Raw data
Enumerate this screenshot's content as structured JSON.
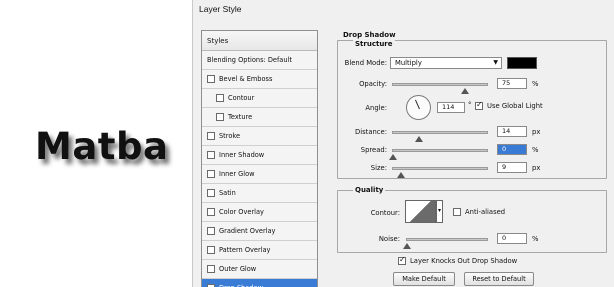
{
  "preview": {
    "text": "Matba"
  },
  "dialog": {
    "title": "Layer Style",
    "styles_header": "Styles",
    "styles_items": [
      {
        "label": "Blending Options: Default",
        "checkbox": false,
        "checked": false,
        "indent": false
      },
      {
        "label": "Bevel & Emboss",
        "checkbox": true,
        "checked": false,
        "indent": false
      },
      {
        "label": "Contour",
        "checkbox": true,
        "checked": false,
        "indent": true
      },
      {
        "label": "Texture",
        "checkbox": true,
        "checked": false,
        "indent": true
      },
      {
        "label": "Stroke",
        "checkbox": true,
        "checked": false,
        "indent": false
      },
      {
        "label": "Inner Shadow",
        "checkbox": true,
        "checked": false,
        "indent": false
      },
      {
        "label": "Inner Glow",
        "checkbox": true,
        "checked": false,
        "indent": false
      },
      {
        "label": "Satin",
        "checkbox": true,
        "checked": false,
        "indent": false
      },
      {
        "label": "Color Overlay",
        "checkbox": true,
        "checked": false,
        "indent": false
      },
      {
        "label": "Gradient Overlay",
        "checkbox": true,
        "checked": false,
        "indent": false
      },
      {
        "label": "Pattern Overlay",
        "checkbox": true,
        "checked": false,
        "indent": false
      },
      {
        "label": "Outer Glow",
        "checkbox": true,
        "checked": false,
        "indent": false
      },
      {
        "label": "Drop Shadow",
        "checkbox": true,
        "checked": true,
        "indent": false,
        "selected": true
      }
    ],
    "drop_shadow": {
      "section_title": "Drop Shadow",
      "structure_title": "Structure",
      "blend_mode_label": "Blend Mode:",
      "blend_mode_value": "Multiply",
      "blend_color": "#000000",
      "opacity_label": "Opacity:",
      "opacity_value": "75",
      "opacity_unit": "%",
      "opacity_level": 0.75,
      "angle_label": "Angle:",
      "angle_value": "114",
      "angle_unit": "°",
      "global_light_label": "Use Global Light",
      "global_light_checked": true,
      "distance_label": "Distance:",
      "distance_value": "14",
      "distance_unit": "px",
      "spread_label": "Spread:",
      "spread_value": "0",
      "spread_unit": "%",
      "size_label": "Size:",
      "size_value": "9",
      "size_unit": "px",
      "quality_title": "Quality",
      "contour_label": "Contour:",
      "anti_aliased_label": "Anti-aliased",
      "anti_aliased_checked": false,
      "noise_label": "Noise:",
      "noise_value": "0",
      "noise_unit": "%",
      "knockout_label": "Layer Knocks Out Drop Shadow",
      "knockout_checked": true,
      "make_default_label": "Make Default",
      "reset_default_label": "Reset to Default"
    }
  },
  "colors": {
    "selected": "#3a7bd5"
  }
}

Direction
Check the records above line by line and tally those holding the string "Contour". Answer with the number only.

Finished answer
2